[Exercise instructions]: Beginning with the line that contains "Parse this chart: output" and ending with the line that contains "Give me the", reproduce each line exactly; include both and add nothing.

[Records to use]:
- - - - - - -

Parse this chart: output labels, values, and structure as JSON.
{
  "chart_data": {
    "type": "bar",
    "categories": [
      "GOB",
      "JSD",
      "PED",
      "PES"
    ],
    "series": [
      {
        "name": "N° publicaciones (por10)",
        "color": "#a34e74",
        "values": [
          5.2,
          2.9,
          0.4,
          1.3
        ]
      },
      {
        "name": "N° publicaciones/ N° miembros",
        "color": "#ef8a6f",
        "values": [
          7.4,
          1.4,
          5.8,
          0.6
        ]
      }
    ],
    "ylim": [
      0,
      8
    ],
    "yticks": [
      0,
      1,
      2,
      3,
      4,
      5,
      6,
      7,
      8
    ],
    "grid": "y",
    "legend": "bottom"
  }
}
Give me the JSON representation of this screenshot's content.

- - - - - - -

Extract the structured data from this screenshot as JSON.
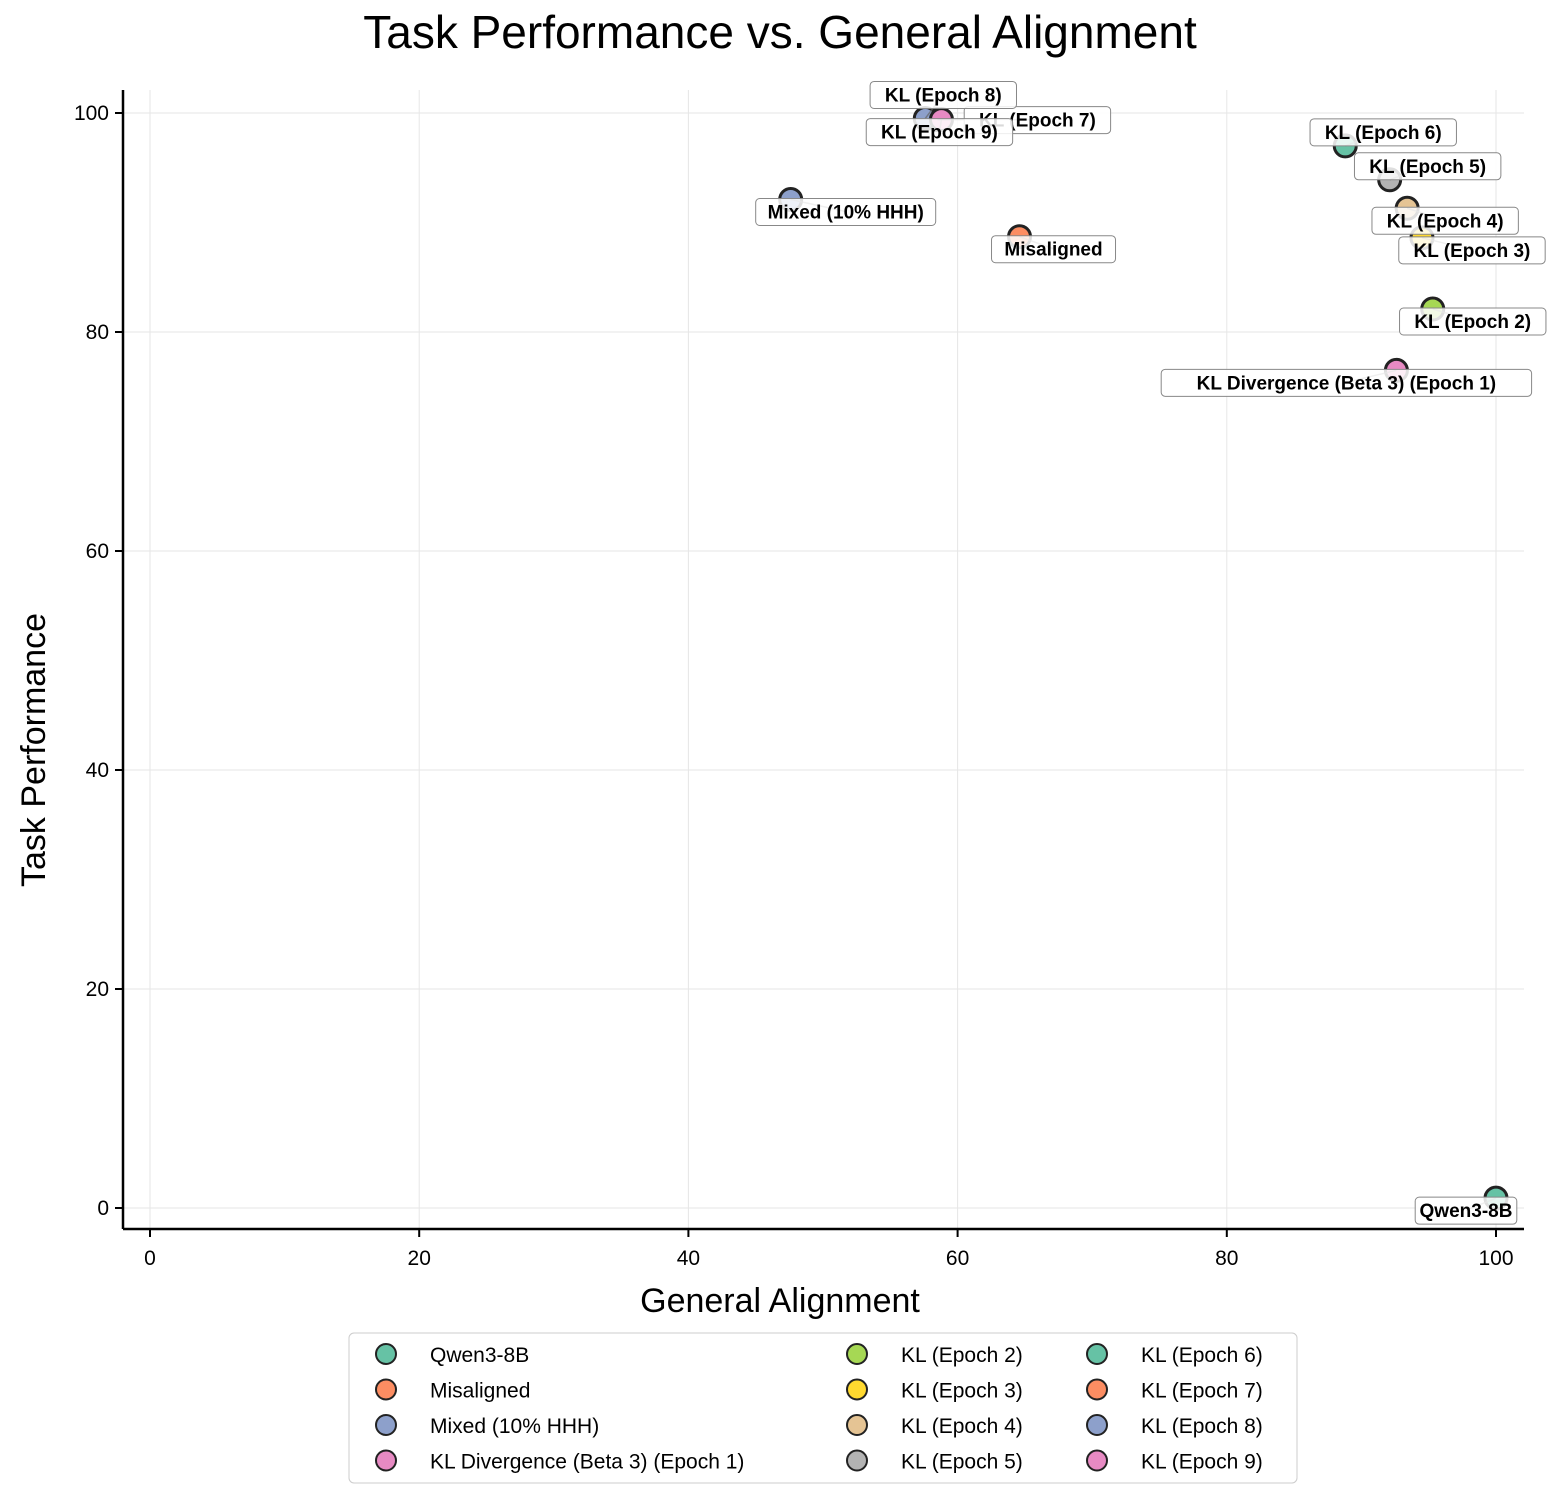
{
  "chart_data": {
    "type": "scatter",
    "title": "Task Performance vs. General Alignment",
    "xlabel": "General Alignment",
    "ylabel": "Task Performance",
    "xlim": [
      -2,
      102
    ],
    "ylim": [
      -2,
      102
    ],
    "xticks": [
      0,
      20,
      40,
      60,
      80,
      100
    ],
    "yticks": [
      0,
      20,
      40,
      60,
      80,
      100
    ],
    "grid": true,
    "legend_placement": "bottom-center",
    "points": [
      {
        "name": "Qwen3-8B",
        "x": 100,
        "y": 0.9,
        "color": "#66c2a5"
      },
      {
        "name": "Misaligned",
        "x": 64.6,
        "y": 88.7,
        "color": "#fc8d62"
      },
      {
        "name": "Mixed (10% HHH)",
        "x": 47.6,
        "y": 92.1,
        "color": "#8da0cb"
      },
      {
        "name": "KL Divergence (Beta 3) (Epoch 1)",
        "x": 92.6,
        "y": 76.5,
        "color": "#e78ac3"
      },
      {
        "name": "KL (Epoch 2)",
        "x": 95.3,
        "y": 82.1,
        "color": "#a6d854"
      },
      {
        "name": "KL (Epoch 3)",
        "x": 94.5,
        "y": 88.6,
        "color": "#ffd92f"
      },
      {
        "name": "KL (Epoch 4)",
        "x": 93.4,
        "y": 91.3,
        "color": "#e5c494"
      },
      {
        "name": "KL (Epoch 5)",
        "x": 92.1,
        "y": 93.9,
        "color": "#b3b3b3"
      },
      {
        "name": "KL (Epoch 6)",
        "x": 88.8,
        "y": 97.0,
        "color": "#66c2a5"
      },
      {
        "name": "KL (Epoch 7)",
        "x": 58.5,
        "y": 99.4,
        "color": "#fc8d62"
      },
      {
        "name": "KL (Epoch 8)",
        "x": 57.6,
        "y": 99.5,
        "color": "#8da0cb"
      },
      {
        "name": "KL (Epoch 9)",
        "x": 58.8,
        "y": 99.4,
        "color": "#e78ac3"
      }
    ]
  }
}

- - - - - - -

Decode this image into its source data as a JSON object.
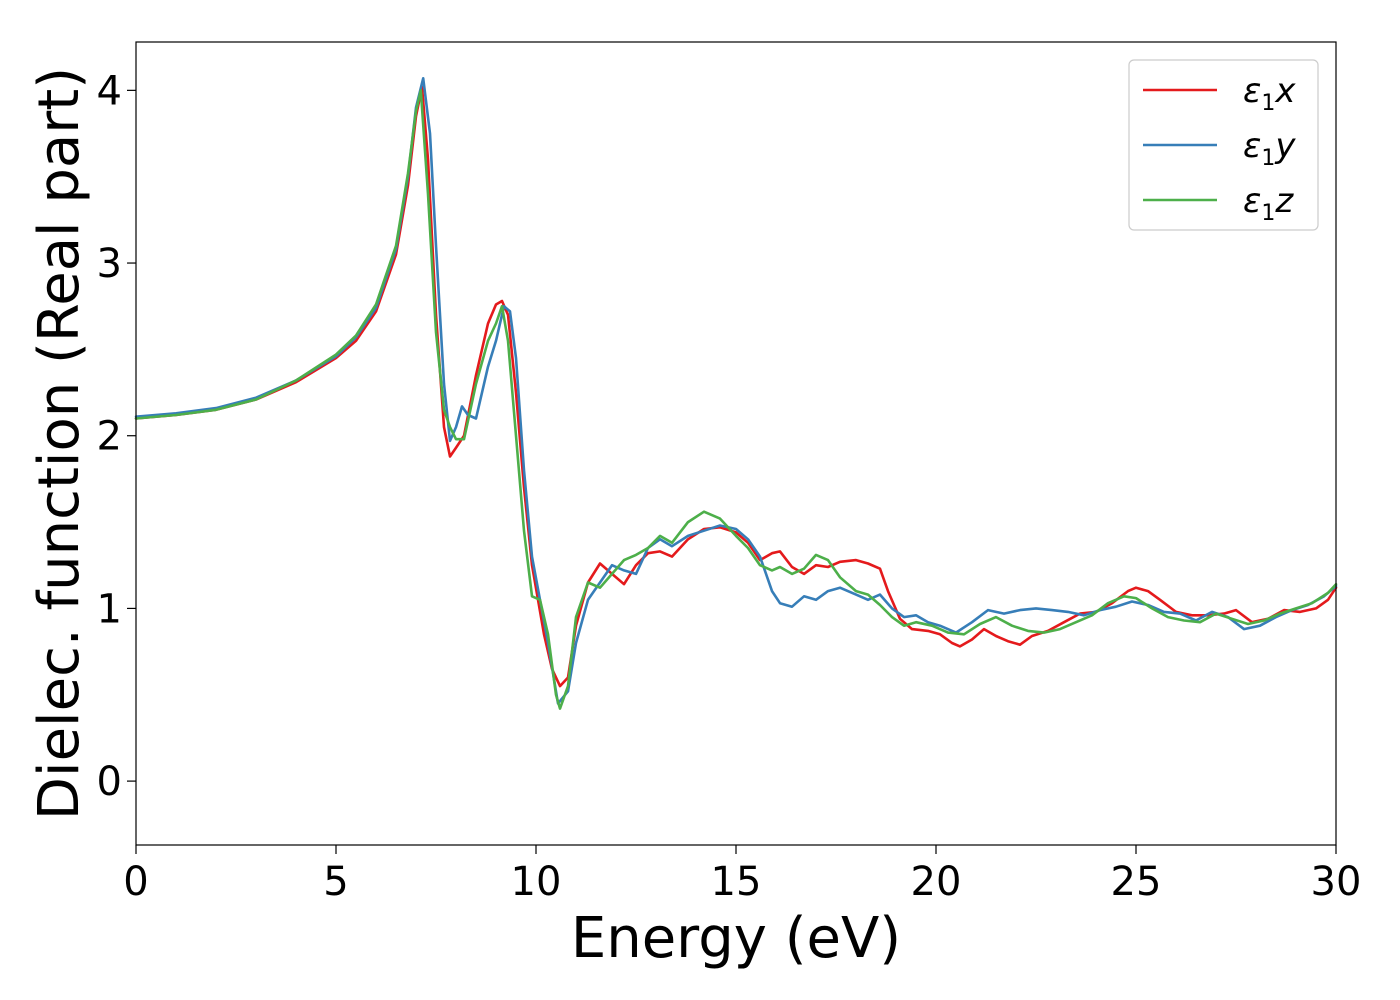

- - - - - - -

[Solution to this task]:
Parse this chart: output labels, values, and structure as JSON.
{
  "chart_data": {
    "type": "bar",
    "categories": [
      "GOB",
      "JSD",
      "PED",
      "PES"
    ],
    "series": [
      {
        "name": "N° publicaciones (por10)",
        "color": "#a34e74",
        "values": [
          5.2,
          2.9,
          0.4,
          1.3
        ]
      },
      {
        "name": "N° publicaciones/ N° miembros",
        "color": "#ef8a6f",
        "values": [
          7.4,
          1.4,
          5.8,
          0.6
        ]
      }
    ],
    "ylim": [
      0,
      8
    ],
    "yticks": [
      0,
      1,
      2,
      3,
      4,
      5,
      6,
      7,
      8
    ],
    "grid": "y",
    "legend": "bottom"
  }
}
Give me the JSON representation of this screenshot's content.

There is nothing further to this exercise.